EXERCISE DIRECTIONS: Exactly reproduce each entry, leaving out nothing.

Records excerpted from a collection:

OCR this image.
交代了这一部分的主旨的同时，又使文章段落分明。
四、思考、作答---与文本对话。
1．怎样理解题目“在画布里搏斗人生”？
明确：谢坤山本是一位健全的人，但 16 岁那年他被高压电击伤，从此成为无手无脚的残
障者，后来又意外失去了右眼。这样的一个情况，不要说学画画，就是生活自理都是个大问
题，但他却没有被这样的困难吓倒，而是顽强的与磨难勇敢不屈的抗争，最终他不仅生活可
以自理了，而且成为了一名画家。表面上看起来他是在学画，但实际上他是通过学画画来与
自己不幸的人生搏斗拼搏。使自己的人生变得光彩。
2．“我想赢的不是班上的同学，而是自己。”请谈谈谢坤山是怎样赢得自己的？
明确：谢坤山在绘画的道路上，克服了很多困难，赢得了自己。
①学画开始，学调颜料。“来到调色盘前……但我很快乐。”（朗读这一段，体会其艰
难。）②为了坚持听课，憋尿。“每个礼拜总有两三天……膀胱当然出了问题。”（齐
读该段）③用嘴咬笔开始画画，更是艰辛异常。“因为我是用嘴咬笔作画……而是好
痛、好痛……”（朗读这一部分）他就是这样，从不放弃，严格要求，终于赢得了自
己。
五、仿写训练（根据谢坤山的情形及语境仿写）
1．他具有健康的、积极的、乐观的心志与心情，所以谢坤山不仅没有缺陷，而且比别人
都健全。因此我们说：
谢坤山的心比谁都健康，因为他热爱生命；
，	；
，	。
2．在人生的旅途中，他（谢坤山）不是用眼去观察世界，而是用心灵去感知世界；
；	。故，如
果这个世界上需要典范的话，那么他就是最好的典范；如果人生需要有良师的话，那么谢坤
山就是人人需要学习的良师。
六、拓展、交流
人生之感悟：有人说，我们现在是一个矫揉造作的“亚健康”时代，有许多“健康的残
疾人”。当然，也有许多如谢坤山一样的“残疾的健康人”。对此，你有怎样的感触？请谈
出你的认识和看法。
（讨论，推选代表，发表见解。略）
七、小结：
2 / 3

SOLUTION:
OCR this image.
交代了这一部分的主旨的同时，又使文章段落分明。
四、思考、作答---与文本对话。
1．怎样理解题目“在画布里搏斗人生”？
明确：谢坤山本是一位健全的人，但 16 岁那年他被高压电击伤，从此成为无手无脚的残
障者，后来又意外失去了右眼。这样的一个情况，不要说学画画，就是生活自理都是个大问
题，但他却没有被这样的困难吓倒，而是顽强的与磨难勇敢不屈的抗争，最终他不仅生活可
以自理了，而且成为了一名画家。表面上看起来他是在学画，但实际上他是通过学画画来与
自己不幸的人生搏斗拼搏。使自己的人生变得光彩。
2．“我想赢的不是班上的同学，而是自己。”请谈谈谢坤山是怎样赢得自己的？
明确：谢坤山在绘画的道路上，克服了很多困难，赢得了自己。
①学画开始，学调颜料。“来到调色盘前……但我很快乐。”（朗读这一段，体会其艰
难。）②为了坚持听课，憋尿。“每个礼拜总有两三天……膀胱当然出了问题。”（齐
读该段）③用嘴咬笔开始画画，更是艰辛异常。“因为我是用嘴咬笔作画……而是好
痛、好痛……”（朗读这一部分）他就是这样，从不放弃，严格要求，终于赢得了自
己。
五、仿写训练（根据谢坤山的情形及语境仿写）
1．他具有健康的、积极的、乐观的心志与心情，所以谢坤山不仅没有缺陷，而且比别人
都健全。因此我们说：
谢坤山的心比谁都健康，因为他热爱生命；
，	；
，	。
2．在人生的旅途中，他（谢坤山）不是用眼去观察世界，而是用心灵去感知世界；
；	。故，如
果这个世界上需要典范的话，那么他就是最好的典范；如果人生需要有良师的话，那么谢坤
山就是人人需要学习的良师。
六、拓展、交流
人生之感悟：有人说，我们现在是一个矫揉造作的“亚健康”时代，有许多“健康的残
疾人”。当然，也有许多如谢坤山一样的“残疾的健康人”。对此，你有怎样的感触？请谈
出你的认识和看法。
（讨论，推选代表，发表见解。略）
七、小结：
2 / 3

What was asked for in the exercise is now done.